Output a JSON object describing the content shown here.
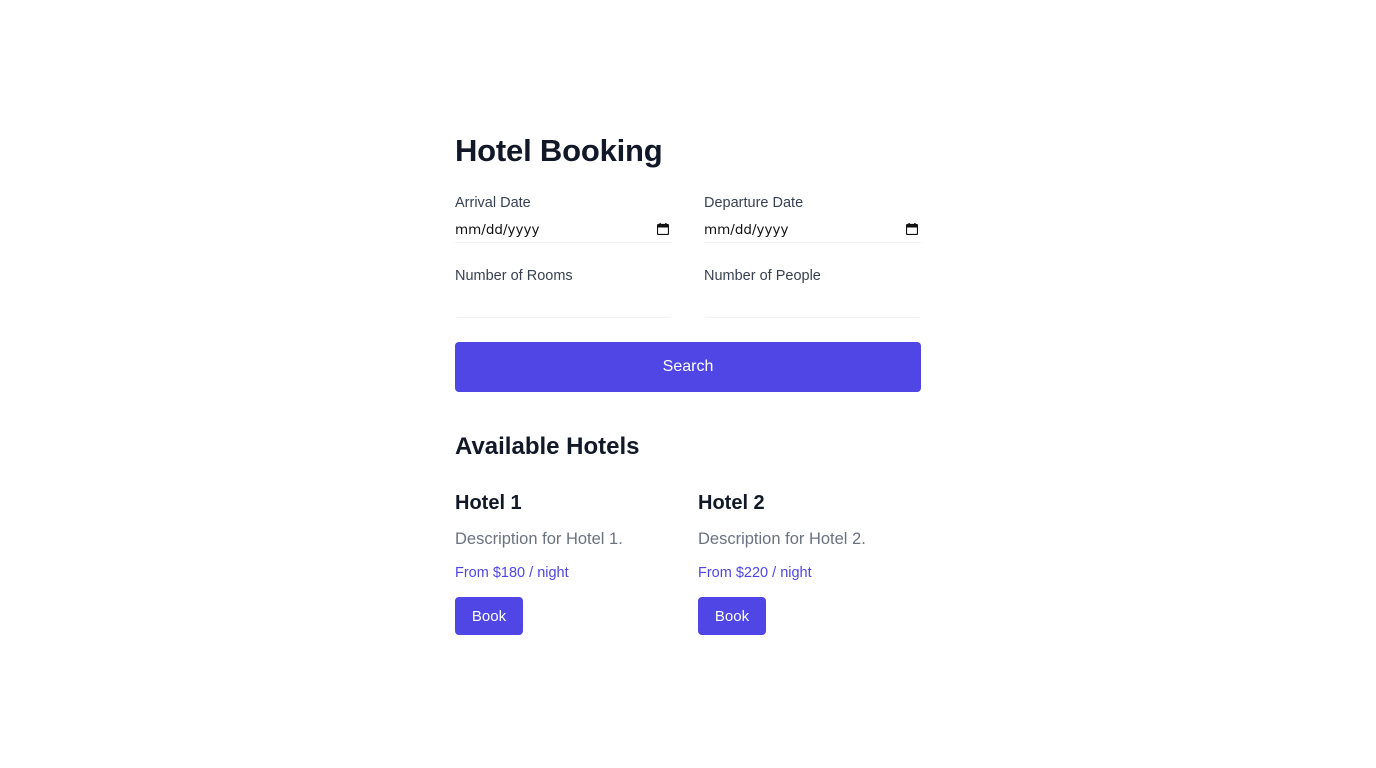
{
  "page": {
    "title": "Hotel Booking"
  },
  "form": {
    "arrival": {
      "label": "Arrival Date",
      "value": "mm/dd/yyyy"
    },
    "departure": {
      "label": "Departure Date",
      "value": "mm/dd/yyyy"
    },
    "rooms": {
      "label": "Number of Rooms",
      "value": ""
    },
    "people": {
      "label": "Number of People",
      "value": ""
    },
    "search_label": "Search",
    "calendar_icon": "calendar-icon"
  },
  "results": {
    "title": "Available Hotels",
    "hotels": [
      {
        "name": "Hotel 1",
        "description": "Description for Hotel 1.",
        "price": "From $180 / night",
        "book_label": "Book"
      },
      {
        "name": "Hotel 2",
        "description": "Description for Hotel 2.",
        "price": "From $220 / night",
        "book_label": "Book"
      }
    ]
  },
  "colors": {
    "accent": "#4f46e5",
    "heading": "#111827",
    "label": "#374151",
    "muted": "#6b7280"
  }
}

---

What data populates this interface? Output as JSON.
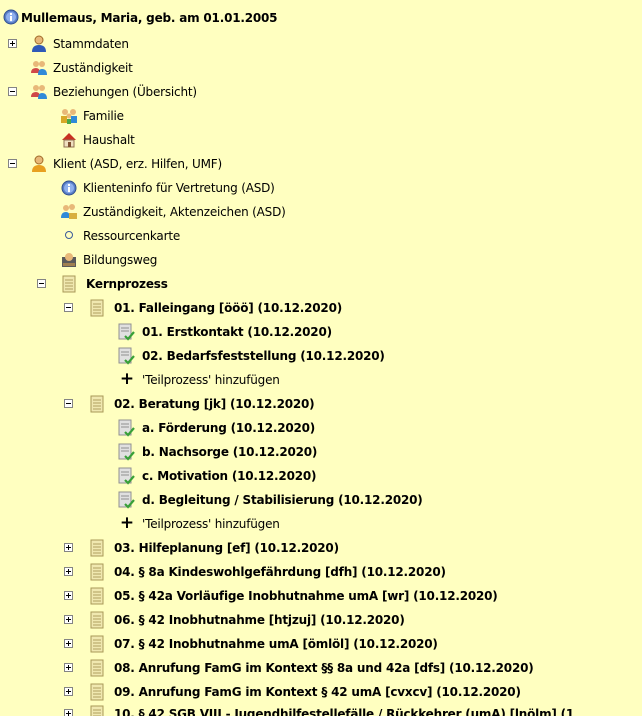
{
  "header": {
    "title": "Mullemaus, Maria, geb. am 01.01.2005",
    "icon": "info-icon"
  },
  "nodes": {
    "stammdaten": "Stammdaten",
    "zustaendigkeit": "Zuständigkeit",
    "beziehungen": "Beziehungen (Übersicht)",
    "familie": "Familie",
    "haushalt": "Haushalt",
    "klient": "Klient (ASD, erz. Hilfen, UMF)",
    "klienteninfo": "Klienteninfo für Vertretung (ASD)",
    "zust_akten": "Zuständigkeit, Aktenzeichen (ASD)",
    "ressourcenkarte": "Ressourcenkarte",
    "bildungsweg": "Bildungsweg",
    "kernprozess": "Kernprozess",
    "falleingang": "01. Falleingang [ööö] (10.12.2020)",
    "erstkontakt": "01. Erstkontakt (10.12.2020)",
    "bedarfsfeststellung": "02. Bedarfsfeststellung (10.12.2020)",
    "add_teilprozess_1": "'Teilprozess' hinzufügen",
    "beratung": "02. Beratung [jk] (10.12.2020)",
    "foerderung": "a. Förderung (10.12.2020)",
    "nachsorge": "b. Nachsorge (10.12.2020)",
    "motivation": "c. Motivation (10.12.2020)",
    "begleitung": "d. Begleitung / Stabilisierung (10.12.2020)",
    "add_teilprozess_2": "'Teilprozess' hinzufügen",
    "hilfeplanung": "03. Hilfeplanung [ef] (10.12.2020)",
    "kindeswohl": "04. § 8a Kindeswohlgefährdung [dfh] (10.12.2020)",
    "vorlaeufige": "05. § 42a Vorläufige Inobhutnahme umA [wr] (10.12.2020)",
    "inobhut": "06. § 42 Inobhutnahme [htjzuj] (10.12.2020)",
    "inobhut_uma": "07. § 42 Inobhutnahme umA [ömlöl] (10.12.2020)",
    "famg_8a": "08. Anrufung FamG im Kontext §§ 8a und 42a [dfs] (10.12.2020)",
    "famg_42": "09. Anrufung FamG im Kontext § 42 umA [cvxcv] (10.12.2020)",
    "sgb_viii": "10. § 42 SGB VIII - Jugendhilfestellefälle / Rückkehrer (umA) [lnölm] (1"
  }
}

_To do_. Collect, from the material above, every line containing the word "Kontext".

_Problem solution_.
    "famg_8a": "08. Anrufung FamG im Kontext §§ 8a und 42a [dfs] (10.12.2020)",
    "famg_42": "09. Anrufung FamG im Kontext § 42 umA [cvxcv] (10.12.2020)",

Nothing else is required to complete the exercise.